[Material shown]
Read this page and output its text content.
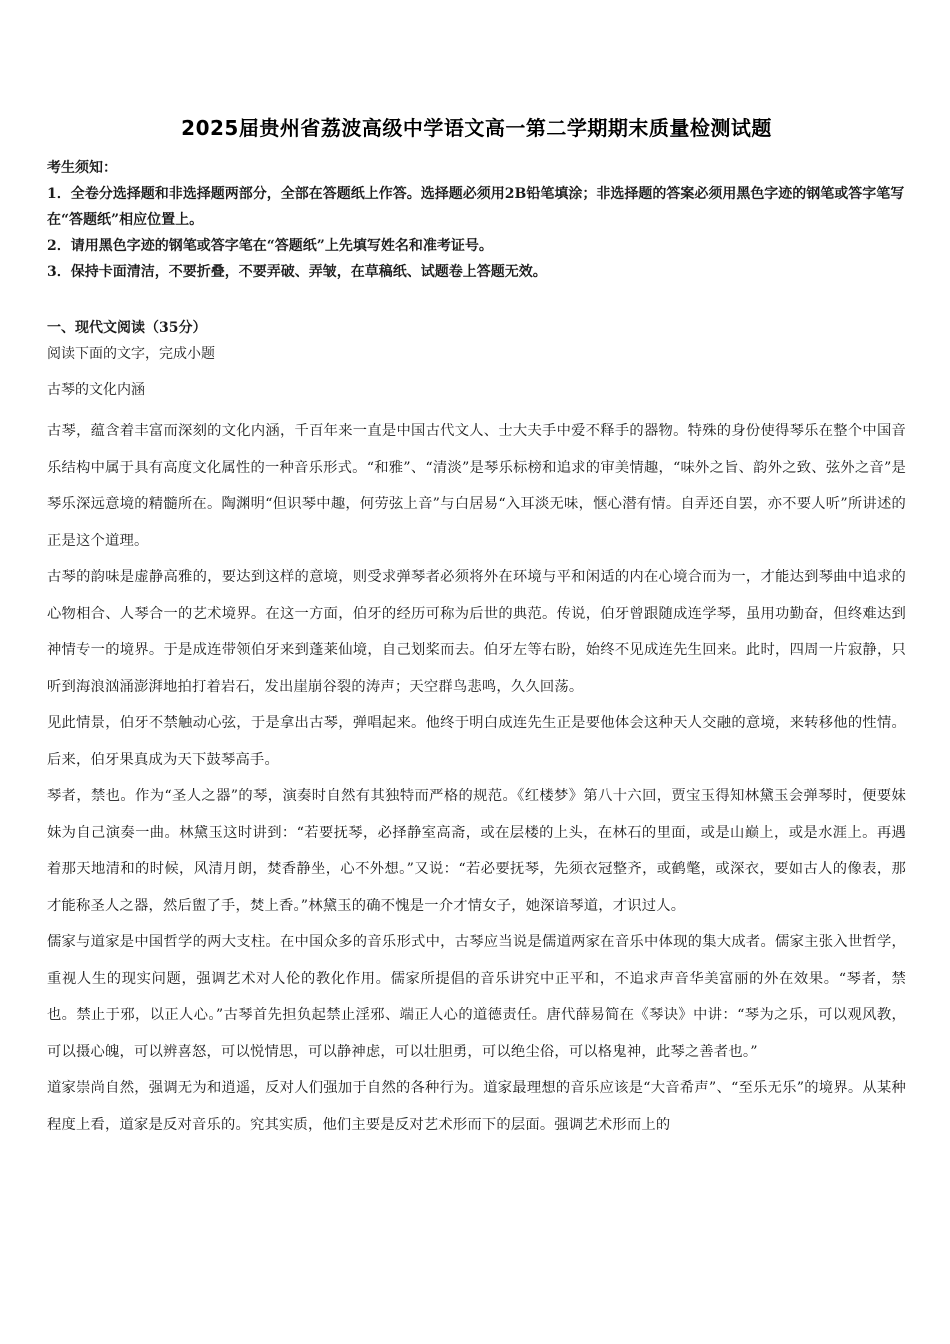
2025届贵州省荔波高级中学语文高一第二学期期末质量检测试题

考生须知：

1．全卷分选择题和非选择题两部分，全部在答题纸上作答。选择题必须用2B铅笔填涂；非选择题的答案必须用黑色字迹的钢笔或答字笔写在“答题纸”相应位置上。

2．请用黑色字迹的钢笔或答字笔在“答题纸”上先填写姓名和准考证号。

3．保持卡面清洁，不要折叠，不要弄破、弄皱，在草稿纸、试题卷上答题无效。

一、现代文阅读（35分）

阅读下面的文字，完成小题

古琴的文化内涵

古琴，蕴含着丰富而深刻的文化内涵，千百年来一直是中国古代文人、士大夫手中爱不释手的器物。特殊的身份使得琴乐在整个中国音乐结构中属于具有高度文化属性的一种音乐形式。“和雅”、“清淡”是琴乐标榜和追求的审美情趣，“味外之旨、韵外之致、弦外之音”是琴乐深远意境的精髓所在。陶渊明“但识琴中趣，何劳弦上音”与白居易“入耳淡无味，惬心潜有情。自弄还自罢，亦不要人听”所讲述的正是这个道理。

古琴的韵味是虚静高雅的，要达到这样的意境，则受求弹琴者必须将外在环境与平和闲适的内在心境合而为一，才能达到琴曲中追求的心物相合、人琴合一的艺术境界。在这一方面，伯牙的经历可称为后世的典范。传说，伯牙曾跟随成连学琴，虽用功勤奋，但终难达到神情专一的境界。于是成连带领伯牙来到蓬莱仙境，自己划桨而去。伯牙左等右盼，始终不见成连先生回来。此时，四周一片寂静，只听到海浪汹涌澎湃地拍打着岩石，发出崖崩谷裂的涛声；天空群鸟悲鸣，久久回荡。

见此情景，伯牙不禁触动心弦，于是拿出古琴，弹唱起来。他终于明白成连先生正是要他体会这种天人交融的意境，来转移他的性情。后来，伯牙果真成为天下鼓琴高手。

琴者，禁也。作为“圣人之器”的琴，演奏时自然有其独特而严格的规范。《红楼梦》第八十六回，贾宝玉得知林黛玉会弹琴时，便要妹妹为自己演奏一曲。林黛玉这时讲到：“若要抚琴，必择静室高斋，或在层楼的上头，在林石的里面，或是山巅上，或是水涯上。再遇着那天地清和的时候，风清月朗，焚香静坐，心不外想。”又说：“若必要抚琴，先须衣冠整齐，或鹤氅，或深衣，要如古人的像表，那才能称圣人之器，然后盥了手，焚上香。”林黛玉的确不愧是一介才情女子，她深谙琴道，才识过人。

儒家与道家是中国哲学的两大支柱。在中国众多的音乐形式中，古琴应当说是儒道两家在音乐中体现的集大成者。儒家主张入世哲学，重视人生的现实问题，强调艺术对人伦的教化作用。儒家所提倡的音乐讲究中正平和，不追求声音华美富丽的外在效果。“琴者，禁也。禁止于邪，以正人心。”古琴首先担负起禁止淫邪、端正人心的道德责任。唐代薛易简在《琴诀》中讲：“琴为之乐，可以观风教，可以摄心魄，可以辨喜怒，可以悦情思，可以静神虑，可以壮胆勇，可以绝尘俗，可以格鬼神，此琴之善者也。”

道家崇尚自然，强调无为和逍遥，反对人们强加于自然的各种行为。道家最理想的音乐应该是“大音希声”、“至乐无乐”的境界。从某种程度上看，道家是反对音乐的。究其实质，他们主要是反对艺术形而下的层面。强调艺术形而上的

[Task instructions] Return the full material word for word. Do not include the pictures.

[Solved exercise]
Read this page and output its text content.
2025届贵州省荔波高级中学语文高一第二学期期末质量检测试题

考生须知：

1．全卷分选择题和非选择题两部分，全部在答题纸上作答。选择题必须用2B铅笔填涂；非选择题的答案必须用黑色字迹的钢笔或答字笔写在“答题纸”相应位置上。

2．请用黑色字迹的钢笔或答字笔在“答题纸”上先填写姓名和准考证号。

3．保持卡面清洁，不要折叠，不要弄破、弄皱，在草稿纸、试题卷上答题无效。

一、现代文阅读（35分）

阅读下面的文字，完成小题

古琴的文化内涵

古琴，蕴含着丰富而深刻的文化内涵，千百年来一直是中国古代文人、士大夫手中爱不释手的器物。特殊的身份使得琴乐在整个中国音乐结构中属于具有高度文化属性的一种音乐形式。“和雅”、“清淡”是琴乐标榜和追求的审美情趣，“味外之旨、韵外之致、弦外之音”是琴乐深远意境的精髓所在。陶渊明“但识琴中趣，何劳弦上音”与白居易“入耳淡无味，惬心潜有情。自弄还自罢，亦不要人听”所讲述的正是这个道理。

古琴的韵味是虚静高雅的，要达到这样的意境，则受求弹琴者必须将外在环境与平和闲适的内在心境合而为一，才能达到琴曲中追求的心物相合、人琴合一的艺术境界。在这一方面，伯牙的经历可称为后世的典范。传说，伯牙曾跟随成连学琴，虽用功勤奋，但终难达到神情专一的境界。于是成连带领伯牙来到蓬莱仙境，自己划桨而去。伯牙左等右盼，始终不见成连先生回来。此时，四周一片寂静，只听到海浪汹涌澎湃地拍打着岩石，发出崖崩谷裂的涛声；天空群鸟悲鸣，久久回荡。

见此情景，伯牙不禁触动心弦，于是拿出古琴，弹唱起来。他终于明白成连先生正是要他体会这种天人交融的意境，来转移他的性情。后来，伯牙果真成为天下鼓琴高手。

琴者，禁也。作为“圣人之器”的琴，演奏时自然有其独特而严格的规范。《红楼梦》第八十六回，贾宝玉得知林黛玉会弹琴时，便要妹妹为自己演奏一曲。林黛玉这时讲到：“若要抚琴，必择静室高斋，或在层楼的上头，在林石的里面，或是山巅上，或是水涯上。再遇着那天地清和的时候，风清月朗，焚香静坐，心不外想。”又说：“若必要抚琴，先须衣冠整齐，或鹤氅，或深衣，要如古人的像表，那才能称圣人之器，然后盥了手，焚上香。”林黛玉的确不愧是一介才情女子，她深谙琴道，才识过人。

儒家与道家是中国哲学的两大支柱。在中国众多的音乐形式中，古琴应当说是儒道两家在音乐中体现的集大成者。儒家主张入世哲学，重视人生的现实问题，强调艺术对人伦的教化作用。儒家所提倡的音乐讲究中正平和，不追求声音华美富丽的外在效果。“琴者，禁也。禁止于邪，以正人心。”古琴首先担负起禁止淫邪、端正人心的道德责任。唐代薛易简在《琴诀》中讲：“琴为之乐，可以观风教，可以摄心魄，可以辨喜怒，可以悦情思，可以静神虑，可以壮胆勇，可以绝尘俗，可以格鬼神，此琴之善者也。”

道家崇尚自然，强调无为和逍遥，反对人们强加于自然的各种行为。道家最理想的音乐应该是“大音希声”、“至乐无乐”的境界。从某种程度上看，道家是反对音乐的。究其实质，他们主要是反对艺术形而下的层面。强调艺术形而上的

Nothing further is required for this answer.